[Items from a data source]
──────

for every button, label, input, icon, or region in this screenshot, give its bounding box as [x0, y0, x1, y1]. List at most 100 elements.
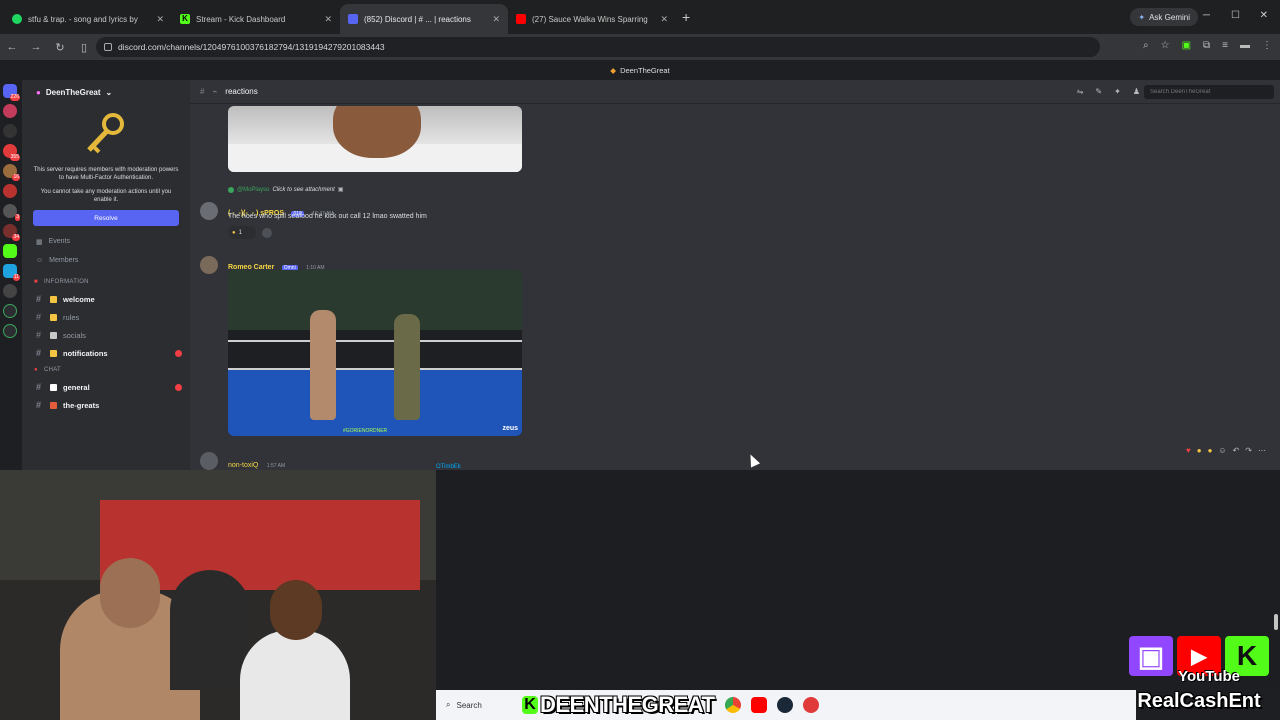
server-icon[interactable]: 34 [3, 224, 20, 241]
members-item[interactable]: ☺ Members [22, 251, 190, 270]
server-icon[interactable]: 3 [3, 204, 20, 221]
taskbar-search[interactable]: ⌕ Search [442, 695, 512, 715]
notifications-muted-icon[interactable]: ✎ [1095, 87, 1102, 96]
forward-icon[interactable]: → [24, 41, 48, 53]
resolve-button[interactable]: Resolve [33, 210, 179, 226]
youtube-icon[interactable] [750, 697, 767, 713]
maximize-icon[interactable]: ☐ [1231, 10, 1240, 21]
ask-gemini-button[interactable]: ✦ Ask Gemini [1130, 8, 1198, 26]
category-emblem-icon: ● [34, 367, 38, 373]
server-header[interactable]: ● DeenTheGreat ⌄ [22, 80, 190, 104]
channel-socials[interactable]: # socials [22, 326, 190, 344]
chrome-icon[interactable] [724, 697, 741, 713]
new-tab-button[interactable]: + [682, 9, 690, 25]
mfa-warning: You cannot take any moderation actions u… [40, 189, 172, 203]
image-attachment[interactable] [228, 106, 522, 172]
mfa-notice: This server requires members with modera… [22, 104, 190, 232]
close-tab-icon[interactable]: ✕ [156, 14, 164, 25]
puzzle-icon[interactable]: ⧉ [1203, 40, 1210, 51]
server-icon[interactable]: 16 [3, 164, 20, 181]
close-tab-icon[interactable]: ✕ [492, 14, 500, 25]
back-icon[interactable]: ← [0, 41, 24, 53]
avatar[interactable] [200, 256, 218, 274]
streamer-name: DEENTHEGREAT [540, 692, 715, 717]
server-icon[interactable] [3, 284, 17, 298]
download-icon[interactable] [3, 324, 17, 338]
brand-watermark: ▣ ▶ K YouTube RealCashEnt [1124, 636, 1274, 720]
channel-label: welcome [63, 294, 95, 304]
channel-welcome[interactable]: # welcome [22, 290, 190, 308]
category-emblem-icon: ■ [34, 279, 38, 285]
browser-tab-youtube[interactable]: (27) Sauce Walka Wins Sparring ✕ [508, 4, 676, 34]
server-emblem-icon: ◆ [610, 65, 617, 75]
extension-icon[interactable]: ▣ [1182, 40, 1191, 51]
youtube-label: YouTube [1178, 668, 1240, 685]
server-icon[interactable] [3, 244, 17, 258]
video-attachment[interactable]: #GORIENORDNER zeus [228, 270, 522, 436]
unread-dot [175, 383, 182, 391]
browser-tab-kick[interactable]: K Stream - Kick Dashboard ✕ [172, 4, 340, 34]
minimize-icon[interactable]: ─ [1203, 10, 1210, 21]
forward-icon[interactable]: ↷ [1245, 446, 1252, 455]
laugh-reaction-icon[interactable]: ● [1197, 446, 1202, 455]
reply-icon[interactable]: ↶ [1233, 446, 1240, 455]
fighter-figure [394, 314, 420, 420]
close-tab-icon[interactable]: ✕ [324, 14, 332, 25]
hash-icon: # [36, 294, 42, 304]
channel-header-name: reactions [225, 87, 258, 96]
tab-label: (27) Sauce Walka Wins Sparring [532, 14, 648, 24]
server-icon[interactable] [3, 184, 17, 198]
category-chat[interactable]: ● CHAT [22, 362, 190, 378]
steam-icon[interactable] [776, 697, 793, 713]
browser-tab-spotify[interactable]: stfu & trap. - song and lyrics by ✕ [4, 4, 172, 34]
site-info-icon[interactable] [104, 43, 112, 51]
discord-title-bar: ◆ DeenTheGreat [0, 60, 1280, 80]
hash-icon: # [36, 382, 42, 392]
reload-icon[interactable]: ↻ [48, 41, 72, 54]
profile-icon[interactable]: ▬ [1240, 40, 1250, 51]
events-item[interactable]: ▦ Events [22, 232, 190, 251]
category-information[interactable]: ■ INFORMATION [22, 274, 190, 290]
category-label: INFORMATION [43, 279, 89, 285]
add-reaction-icon[interactable] [262, 228, 272, 238]
reaction-button[interactable]: ● 1 [228, 226, 256, 239]
channel-notifications[interactable]: # notifications [22, 344, 190, 362]
explore-icon[interactable] [3, 304, 17, 318]
zoom-icon[interactable]: ⌕ [1143, 40, 1149, 51]
gym-background [228, 270, 522, 330]
add-reaction-icon[interactable]: ☺ [1218, 446, 1226, 455]
close-tab-icon[interactable]: ✕ [660, 14, 668, 25]
spotify-icon [12, 14, 22, 24]
browser-toolbar: ← → ↻ ▯ discord.com/channels/12049761003… [0, 34, 1280, 60]
search-input[interactable] [1144, 85, 1274, 99]
avatar[interactable] [200, 202, 218, 220]
laugh-reaction-icon[interactable]: ● [1208, 446, 1213, 455]
bookmark-star-icon[interactable]: ☆ [1161, 40, 1170, 51]
address-bar[interactable]: discord.com/channels/1204976100376182794… [96, 37, 1100, 57]
more-options-icon[interactable]: ⋯ [1258, 446, 1266, 455]
server-icon[interactable] [3, 104, 17, 118]
close-window-icon[interactable]: ✕ [1260, 10, 1268, 21]
channel-emoji-icon [50, 313, 57, 321]
pin-icon[interactable]: ✦ [1114, 87, 1121, 96]
threads-icon[interactable]: ⇋ [1077, 87, 1084, 96]
server-icon[interactable]: 11 [3, 264, 20, 281]
channel-the-greats[interactable]: # the-greats [22, 396, 190, 414]
menu-icon[interactable]: ⋮ [1262, 40, 1272, 51]
member-list-icon[interactable]: ♟ [1133, 87, 1140, 96]
sidepanel-icon[interactable]: ▯ [72, 41, 96, 54]
server-icon[interactable]: 355 [3, 144, 20, 161]
scrollbar-thumb[interactable] [1274, 614, 1278, 630]
heart-reaction-icon[interactable]: ♥ [1186, 446, 1191, 455]
channel-rules[interactable]: # rules [22, 308, 190, 326]
avatar[interactable] [200, 452, 218, 470]
app-icon[interactable] [802, 697, 819, 713]
youtube-icon [516, 14, 526, 24]
channel-general[interactable]: # general [22, 378, 190, 396]
reply-preview[interactable]: @MoPlayso Click to see attachment ▣ [228, 186, 343, 193]
server-icon[interactable] [3, 124, 17, 138]
browser-tab-discord[interactable]: (852) Discord | # ... | reactions ✕ [340, 4, 508, 34]
server-icon[interactable]: 226 [3, 84, 20, 101]
media-icon[interactable]: ≡ [1222, 40, 1228, 51]
username[interactable]: non-toxiQ [228, 462, 258, 469]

──────

_Direction_
Reproduce every line of the listing above without any changes, leaving out the pictures.

_Answer to this problem_
for every button, label, input, icon, or region in this screenshot, give its bounding box as [x0, y0, x1, y1]. List at most 100 elements.
server-icon[interactable]: 34 [3, 224, 20, 241]
members-item[interactable]: ☺ Members [22, 251, 190, 270]
server-icon[interactable]: 3 [3, 204, 20, 221]
taskbar-search[interactable]: ⌕ Search [442, 695, 512, 715]
notifications-muted-icon[interactable]: ✎ [1095, 87, 1102, 96]
forward-icon[interactable]: → [24, 41, 48, 53]
resolve-button[interactable]: Resolve [33, 210, 179, 226]
youtube-icon[interactable] [750, 697, 767, 713]
maximize-icon[interactable]: ☐ [1231, 10, 1240, 21]
ask-gemini-button[interactable]: ✦ Ask Gemini [1130, 8, 1198, 26]
category-emblem-icon: ● [34, 367, 38, 373]
server-header[interactable]: ● DeenTheGreat ⌄ [22, 80, 190, 104]
channel-socials[interactable]: # socials [22, 326, 190, 344]
chrome-icon[interactable] [724, 697, 741, 713]
new-tab-button[interactable]: + [682, 9, 690, 25]
mfa-warning: You cannot take any moderation actions u… [40, 189, 172, 203]
image-attachment[interactable] [228, 106, 522, 172]
mfa-notice: This server requires members with modera… [22, 104, 190, 232]
close-tab-icon[interactable]: ✕ [156, 14, 164, 25]
puzzle-icon[interactable]: ⧉ [1203, 40, 1210, 51]
server-icon[interactable]: 16 [3, 164, 20, 181]
close-tab-icon[interactable]: ✕ [492, 14, 500, 25]
back-icon[interactable]: ← [0, 41, 24, 53]
avatar[interactable] [200, 256, 218, 274]
streamer-name: DEENTHEGREAT [540, 692, 715, 717]
server-icon[interactable] [3, 284, 17, 298]
download-icon[interactable] [3, 324, 17, 338]
brand-watermark: ▣ ▶ K YouTube RealCashEnt [1124, 636, 1274, 720]
channel-label: welcome [63, 294, 95, 304]
channel-welcome[interactable]: # welcome [22, 290, 190, 308]
category-emblem-icon: ■ [34, 279, 38, 285]
browser-tab-youtube[interactable]: (27) Sauce Walka Wins Sparring ✕ [508, 4, 676, 34]
server-emblem-icon: ◆ [610, 65, 617, 75]
extension-icon[interactable]: ▣ [1182, 40, 1191, 51]
youtube-label: YouTube [1178, 668, 1240, 685]
server-icon[interactable] [3, 244, 17, 258]
video-attachment[interactable]: #GORIENORDNER zeus [228, 270, 522, 436]
unread-dot [175, 383, 182, 391]
browser-tab-kick[interactable]: K Stream - Kick Dashboard ✕ [172, 4, 340, 34]
minimize-icon[interactable]: ─ [1203, 10, 1210, 21]
forward-icon[interactable]: ↷ [1245, 446, 1252, 455]
laugh-reaction-icon[interactable]: ● [1197, 446, 1202, 455]
reply-icon[interactable]: ↶ [1233, 446, 1240, 455]
fighter-figure [394, 314, 420, 420]
close-tab-icon[interactable]: ✕ [324, 14, 332, 25]
hash-icon: # [36, 294, 42, 304]
channel-header-name: reactions [225, 87, 258, 96]
tab-label: (27) Sauce Walka Wins Sparring [532, 14, 648, 24]
server-icon[interactable] [3, 184, 17, 198]
category-chat[interactable]: ● CHAT [22, 362, 190, 378]
steam-icon[interactable] [776, 697, 793, 713]
browser-tab-spotify[interactable]: stfu & trap. - song and lyrics by ✕ [4, 4, 172, 34]
site-info-icon[interactable] [104, 43, 112, 51]
discord-title-bar: ◆ DeenTheGreat [0, 60, 1280, 80]
hash-icon: # [36, 382, 42, 392]
reload-icon[interactable]: ↻ [48, 41, 72, 54]
profile-icon[interactable]: ▬ [1240, 40, 1250, 51]
events-item[interactable]: ▦ Events [22, 232, 190, 251]
category-information[interactable]: ■ INFORMATION [22, 274, 190, 290]
category-label: INFORMATION [43, 279, 89, 285]
add-reaction-icon[interactable] [262, 228, 272, 238]
reaction-button[interactable]: ● 1 [228, 226, 256, 239]
channel-notifications[interactable]: # notifications [22, 344, 190, 362]
explore-icon[interactable] [3, 304, 17, 318]
zoom-icon[interactable]: ⌕ [1143, 40, 1149, 51]
gym-background [228, 270, 522, 330]
add-reaction-icon[interactable]: ☺ [1218, 446, 1226, 455]
close-tab-icon[interactable]: ✕ [660, 14, 668, 25]
spotify-icon [12, 14, 22, 24]
browser-toolbar: ← → ↻ ▯ discord.com/channels/12049761003… [0, 34, 1280, 60]
search-input[interactable] [1144, 85, 1274, 99]
avatar[interactable] [200, 202, 218, 220]
laugh-reaction-icon[interactable]: ● [1208, 446, 1213, 455]
bookmark-star-icon[interactable]: ☆ [1161, 40, 1170, 51]
address-bar[interactable]: discord.com/channels/1204976100376182794… [96, 37, 1100, 57]
more-options-icon[interactable]: ⋯ [1258, 446, 1266, 455]
server-icon[interactable] [3, 104, 17, 118]
close-window-icon[interactable]: ✕ [1260, 10, 1268, 21]
channel-emoji-icon [50, 313, 57, 321]
pin-icon[interactable]: ✦ [1114, 87, 1121, 96]
threads-icon[interactable]: ⇋ [1077, 87, 1084, 96]
server-icon[interactable]: 11 [3, 264, 20, 281]
channel-the-greats[interactable]: # the-greats [22, 396, 190, 414]
menu-icon[interactable]: ⋮ [1262, 40, 1272, 51]
member-list-icon[interactable]: ♟ [1133, 87, 1140, 96]
sidepanel-icon[interactable]: ▯ [72, 41, 96, 54]
server-icon[interactable]: 355 [3, 144, 20, 161]
scrollbar-thumb[interactable] [1274, 614, 1278, 630]
heart-reaction-icon[interactable]: ♥ [1186, 446, 1191, 455]
channel-rules[interactable]: # rules [22, 308, 190, 326]
avatar[interactable] [200, 452, 218, 470]
app-icon[interactable] [802, 697, 819, 713]
youtube-icon [516, 14, 526, 24]
channel-general[interactable]: # general [22, 378, 190, 396]
reply-preview[interactable]: @MoPlayso Click to see attachment ▣ [228, 186, 343, 193]
server-icon[interactable] [3, 124, 17, 138]
browser-tab-discord[interactable]: (852) Discord | # ... | reactions ✕ [340, 4, 508, 34]
server-icon[interactable]: 226 [3, 84, 20, 101]
media-icon[interactable]: ≡ [1222, 40, 1228, 51]
username[interactable]: non-toxiQ [228, 462, 258, 469]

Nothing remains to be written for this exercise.